## Work to complete
Every record below should be printed exactly as it appears.

Extracts from a graphics dataset:
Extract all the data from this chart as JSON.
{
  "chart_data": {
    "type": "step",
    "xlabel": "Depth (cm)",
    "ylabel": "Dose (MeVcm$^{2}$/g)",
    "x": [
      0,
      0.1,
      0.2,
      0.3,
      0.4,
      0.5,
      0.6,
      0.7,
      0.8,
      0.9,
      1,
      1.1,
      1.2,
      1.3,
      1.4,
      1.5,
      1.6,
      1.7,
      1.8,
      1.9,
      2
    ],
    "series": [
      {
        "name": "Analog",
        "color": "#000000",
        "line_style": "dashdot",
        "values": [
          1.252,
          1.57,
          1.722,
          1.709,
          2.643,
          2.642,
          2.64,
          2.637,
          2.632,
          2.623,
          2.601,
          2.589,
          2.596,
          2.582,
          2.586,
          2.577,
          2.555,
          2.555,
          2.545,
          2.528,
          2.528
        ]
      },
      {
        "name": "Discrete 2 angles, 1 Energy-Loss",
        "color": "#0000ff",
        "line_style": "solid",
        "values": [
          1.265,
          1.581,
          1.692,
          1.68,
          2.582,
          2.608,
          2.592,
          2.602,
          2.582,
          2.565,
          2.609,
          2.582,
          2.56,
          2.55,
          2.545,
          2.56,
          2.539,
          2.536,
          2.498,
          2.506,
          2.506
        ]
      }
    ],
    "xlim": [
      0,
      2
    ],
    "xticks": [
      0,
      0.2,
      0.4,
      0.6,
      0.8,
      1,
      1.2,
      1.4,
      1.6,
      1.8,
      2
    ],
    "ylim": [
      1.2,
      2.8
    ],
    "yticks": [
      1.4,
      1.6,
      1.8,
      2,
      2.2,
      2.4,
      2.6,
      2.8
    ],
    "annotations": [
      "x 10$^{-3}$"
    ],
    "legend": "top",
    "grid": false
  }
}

## Solution
Extract all the data from this chart as JSON.
{
  "chart_data": {
    "type": "step",
    "xlabel": "Depth (cm)",
    "ylabel": "Dose (MeVcm$^{2}$/g)",
    "x": [
      0,
      0.1,
      0.2,
      0.3,
      0.4,
      0.5,
      0.6,
      0.7,
      0.8,
      0.9,
      1,
      1.1,
      1.2,
      1.3,
      1.4,
      1.5,
      1.6,
      1.7,
      1.8,
      1.9,
      2
    ],
    "series": [
      {
        "name": "Analog",
        "color": "#000000",
        "line_style": "dashdot",
        "values": [
          1.252,
          1.57,
          1.722,
          1.709,
          2.643,
          2.642,
          2.64,
          2.637,
          2.632,
          2.623,
          2.601,
          2.589,
          2.596,
          2.582,
          2.586,
          2.577,
          2.555,
          2.555,
          2.545,
          2.528,
          2.528
        ]
      },
      {
        "name": "Discrete 2 angles, 1 Energy-Loss",
        "color": "#0000ff",
        "line_style": "solid",
        "values": [
          1.265,
          1.581,
          1.692,
          1.68,
          2.582,
          2.608,
          2.592,
          2.602,
          2.582,
          2.565,
          2.609,
          2.582,
          2.56,
          2.55,
          2.545,
          2.56,
          2.539,
          2.536,
          2.498,
          2.506,
          2.506
        ]
      }
    ],
    "xlim": [
      0,
      2
    ],
    "xticks": [
      0,
      0.2,
      0.4,
      0.6,
      0.8,
      1,
      1.2,
      1.4,
      1.6,
      1.8,
      2
    ],
    "ylim": [
      1.2,
      2.8
    ],
    "yticks": [
      1.4,
      1.6,
      1.8,
      2,
      2.2,
      2.4,
      2.6,
      2.8
    ],
    "annotations": [
      "x 10$^{-3}$"
    ],
    "legend": "top",
    "grid": false
  }
}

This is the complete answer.